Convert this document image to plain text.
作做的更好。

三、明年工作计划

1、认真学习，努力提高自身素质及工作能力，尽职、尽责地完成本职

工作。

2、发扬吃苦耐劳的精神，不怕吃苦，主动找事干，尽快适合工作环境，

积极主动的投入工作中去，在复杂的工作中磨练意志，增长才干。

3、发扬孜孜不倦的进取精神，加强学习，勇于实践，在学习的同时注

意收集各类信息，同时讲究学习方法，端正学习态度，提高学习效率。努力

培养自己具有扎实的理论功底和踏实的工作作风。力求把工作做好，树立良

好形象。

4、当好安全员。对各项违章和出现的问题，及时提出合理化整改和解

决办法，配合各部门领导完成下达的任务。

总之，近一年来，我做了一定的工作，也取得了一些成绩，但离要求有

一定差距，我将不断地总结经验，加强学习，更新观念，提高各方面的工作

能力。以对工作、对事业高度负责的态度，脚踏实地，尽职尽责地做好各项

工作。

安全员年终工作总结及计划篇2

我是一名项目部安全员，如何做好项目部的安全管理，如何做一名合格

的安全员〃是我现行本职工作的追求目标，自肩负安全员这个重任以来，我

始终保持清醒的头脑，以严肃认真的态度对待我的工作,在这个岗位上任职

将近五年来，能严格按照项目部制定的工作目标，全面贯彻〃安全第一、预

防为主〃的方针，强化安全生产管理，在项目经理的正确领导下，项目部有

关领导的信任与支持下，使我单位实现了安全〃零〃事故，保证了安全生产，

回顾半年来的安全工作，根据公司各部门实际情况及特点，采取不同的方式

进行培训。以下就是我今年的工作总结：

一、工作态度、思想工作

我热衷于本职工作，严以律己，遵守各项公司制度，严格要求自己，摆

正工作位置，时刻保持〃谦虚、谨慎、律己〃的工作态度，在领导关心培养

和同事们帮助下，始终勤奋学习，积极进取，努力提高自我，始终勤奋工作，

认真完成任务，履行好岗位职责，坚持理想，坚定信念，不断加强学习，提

******

- PROBLEM TO WORK ON
Write the listing out again, exactly as shown above.

- SOLUTION TO THIS TASK
Convert this document image to plain text.
作做的更好。

三、明年工作计划

1、认真学习，努力提高自身素质及工作能力，尽职、尽责地完成本职

工作。

2、发扬吃苦耐劳的精神，不怕吃苦，主动找事干，尽快适合工作环境，

积极主动的投入工作中去，在复杂的工作中磨练意志，增长才干。

3、发扬孜孜不倦的进取精神，加强学习，勇于实践，在学习的同时注

意收集各类信息，同时讲究学习方法，端正学习态度，提高学习效率。努力

培养自己具有扎实的理论功底和踏实的工作作风。力求把工作做好，树立良

好形象。

4、当好安全员。对各项违章和出现的问题，及时提出合理化整改和解

决办法，配合各部门领导完成下达的任务。

总之，近一年来，我做了一定的工作，也取得了一些成绩，但离要求有

一定差距，我将不断地总结经验，加强学习，更新观念，提高各方面的工作

能力。以对工作、对事业高度负责的态度，脚踏实地，尽职尽责地做好各项

工作。

安全员年终工作总结及计划篇2

我是一名项目部安全员，如何做好项目部的安全管理，如何做一名合格

的安全员〃是我现行本职工作的追求目标，自肩负安全员这个重任以来，我

始终保持清醒的头脑，以严肃认真的态度对待我的工作,在这个岗位上任职

将近五年来，能严格按照项目部制定的工作目标，全面贯彻〃安全第一、预

防为主〃的方针，强化安全生产管理，在项目经理的正确领导下，项目部有

关领导的信任与支持下，使我单位实现了安全〃零〃事故，保证了安全生产，

回顾半年来的安全工作，根据公司各部门实际情况及特点，采取不同的方式

进行培训。以下就是我今年的工作总结：

一、工作态度、思想工作

我热衷于本职工作，严以律己，遵守各项公司制度，严格要求自己，摆

正工作位置，时刻保持〃谦虚、谨慎、律己〃的工作态度，在领导关心培养

和同事们帮助下，始终勤奋学习，积极进取，努力提高自我，始终勤奋工作，

认真完成任务，履行好岗位职责，坚持理想，坚定信念，不断加强学习，提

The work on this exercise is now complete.